**PROBLEM STATEMENT:**
Every line with the word "color" in it should be extracted from the data that follows.

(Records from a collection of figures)
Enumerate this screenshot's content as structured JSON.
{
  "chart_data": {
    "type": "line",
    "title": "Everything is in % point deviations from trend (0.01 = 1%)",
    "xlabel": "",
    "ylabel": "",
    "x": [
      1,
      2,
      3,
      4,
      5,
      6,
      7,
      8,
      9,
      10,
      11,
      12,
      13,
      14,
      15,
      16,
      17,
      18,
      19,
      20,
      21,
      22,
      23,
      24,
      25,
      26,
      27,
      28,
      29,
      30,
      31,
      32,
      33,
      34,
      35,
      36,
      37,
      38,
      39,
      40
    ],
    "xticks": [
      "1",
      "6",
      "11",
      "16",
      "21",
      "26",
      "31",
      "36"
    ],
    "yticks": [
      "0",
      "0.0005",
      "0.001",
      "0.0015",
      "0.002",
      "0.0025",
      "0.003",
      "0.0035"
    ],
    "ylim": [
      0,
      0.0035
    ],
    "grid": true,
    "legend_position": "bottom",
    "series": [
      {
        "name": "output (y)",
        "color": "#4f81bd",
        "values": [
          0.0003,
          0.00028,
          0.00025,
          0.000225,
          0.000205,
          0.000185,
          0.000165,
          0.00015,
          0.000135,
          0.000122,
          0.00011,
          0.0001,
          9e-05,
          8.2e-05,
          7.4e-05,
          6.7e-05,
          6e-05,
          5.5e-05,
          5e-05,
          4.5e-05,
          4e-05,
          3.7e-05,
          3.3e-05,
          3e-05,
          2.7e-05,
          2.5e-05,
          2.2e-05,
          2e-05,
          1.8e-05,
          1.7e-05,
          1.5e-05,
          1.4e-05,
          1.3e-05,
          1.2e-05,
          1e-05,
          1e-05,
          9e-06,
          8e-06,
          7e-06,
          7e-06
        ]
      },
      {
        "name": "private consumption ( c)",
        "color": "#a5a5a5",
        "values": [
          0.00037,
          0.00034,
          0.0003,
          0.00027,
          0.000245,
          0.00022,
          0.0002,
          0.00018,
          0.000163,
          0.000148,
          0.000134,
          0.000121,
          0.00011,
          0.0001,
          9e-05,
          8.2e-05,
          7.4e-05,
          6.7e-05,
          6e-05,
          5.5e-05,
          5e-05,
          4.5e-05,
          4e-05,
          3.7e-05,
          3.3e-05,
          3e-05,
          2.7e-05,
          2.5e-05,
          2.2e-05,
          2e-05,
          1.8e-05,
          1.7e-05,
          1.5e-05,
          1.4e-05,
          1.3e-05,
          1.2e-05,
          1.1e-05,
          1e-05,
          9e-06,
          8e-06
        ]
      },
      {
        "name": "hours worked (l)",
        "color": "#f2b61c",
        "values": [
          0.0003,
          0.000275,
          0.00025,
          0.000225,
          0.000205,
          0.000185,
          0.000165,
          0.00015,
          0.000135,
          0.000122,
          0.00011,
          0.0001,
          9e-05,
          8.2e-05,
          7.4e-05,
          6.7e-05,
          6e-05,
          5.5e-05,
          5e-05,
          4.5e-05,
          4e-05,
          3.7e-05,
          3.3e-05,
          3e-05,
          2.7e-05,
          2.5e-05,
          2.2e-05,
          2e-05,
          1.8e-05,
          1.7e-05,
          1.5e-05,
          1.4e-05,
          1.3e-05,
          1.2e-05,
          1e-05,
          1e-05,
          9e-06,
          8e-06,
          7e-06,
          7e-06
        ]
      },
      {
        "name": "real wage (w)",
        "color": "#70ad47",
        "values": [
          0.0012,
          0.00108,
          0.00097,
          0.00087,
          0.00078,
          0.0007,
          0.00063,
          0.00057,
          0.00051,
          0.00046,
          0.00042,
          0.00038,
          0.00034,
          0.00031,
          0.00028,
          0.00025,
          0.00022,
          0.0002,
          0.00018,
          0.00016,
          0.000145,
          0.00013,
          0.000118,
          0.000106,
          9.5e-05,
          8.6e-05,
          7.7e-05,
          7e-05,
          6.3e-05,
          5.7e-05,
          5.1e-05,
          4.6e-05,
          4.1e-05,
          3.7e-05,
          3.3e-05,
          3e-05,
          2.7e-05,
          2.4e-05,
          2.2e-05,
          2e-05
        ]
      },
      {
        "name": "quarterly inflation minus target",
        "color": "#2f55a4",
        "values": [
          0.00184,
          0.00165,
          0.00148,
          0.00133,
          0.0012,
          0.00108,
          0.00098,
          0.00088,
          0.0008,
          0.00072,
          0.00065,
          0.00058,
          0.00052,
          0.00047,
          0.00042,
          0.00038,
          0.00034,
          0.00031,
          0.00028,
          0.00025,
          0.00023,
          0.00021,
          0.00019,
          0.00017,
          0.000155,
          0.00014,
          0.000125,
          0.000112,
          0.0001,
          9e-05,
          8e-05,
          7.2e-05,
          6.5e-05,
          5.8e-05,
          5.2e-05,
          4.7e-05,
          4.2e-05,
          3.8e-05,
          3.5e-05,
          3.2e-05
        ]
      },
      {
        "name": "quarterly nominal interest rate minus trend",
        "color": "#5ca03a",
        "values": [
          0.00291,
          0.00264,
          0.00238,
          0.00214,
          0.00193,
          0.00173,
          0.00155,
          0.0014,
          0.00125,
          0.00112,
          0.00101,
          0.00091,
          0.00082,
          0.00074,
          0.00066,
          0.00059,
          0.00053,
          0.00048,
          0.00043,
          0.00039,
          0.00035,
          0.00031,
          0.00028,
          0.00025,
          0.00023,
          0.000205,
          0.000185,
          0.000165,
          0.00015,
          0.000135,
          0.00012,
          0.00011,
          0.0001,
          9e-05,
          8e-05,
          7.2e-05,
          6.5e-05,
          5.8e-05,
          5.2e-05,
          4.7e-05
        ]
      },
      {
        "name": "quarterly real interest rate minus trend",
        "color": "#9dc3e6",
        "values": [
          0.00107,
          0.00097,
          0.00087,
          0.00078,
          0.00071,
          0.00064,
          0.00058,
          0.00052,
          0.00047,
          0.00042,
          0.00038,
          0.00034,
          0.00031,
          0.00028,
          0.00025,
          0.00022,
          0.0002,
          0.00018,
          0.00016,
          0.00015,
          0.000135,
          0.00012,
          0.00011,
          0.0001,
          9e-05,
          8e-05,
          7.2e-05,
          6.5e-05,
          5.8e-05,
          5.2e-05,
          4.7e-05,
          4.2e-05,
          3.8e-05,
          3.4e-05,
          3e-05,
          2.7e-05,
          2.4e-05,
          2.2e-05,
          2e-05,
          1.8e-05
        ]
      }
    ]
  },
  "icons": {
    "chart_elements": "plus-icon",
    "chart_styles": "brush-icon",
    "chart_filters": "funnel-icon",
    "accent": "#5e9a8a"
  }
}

**SOLUTION TO THIS PROBLEM:**
        "color": "#4f81bd",
        "color": "#a5a5a5",
        "color": "#f2b61c",
        "color": "#70ad47",
        "color": "#2f55a4",
        "color": "#5ca03a",
        "color": "#9dc3e6",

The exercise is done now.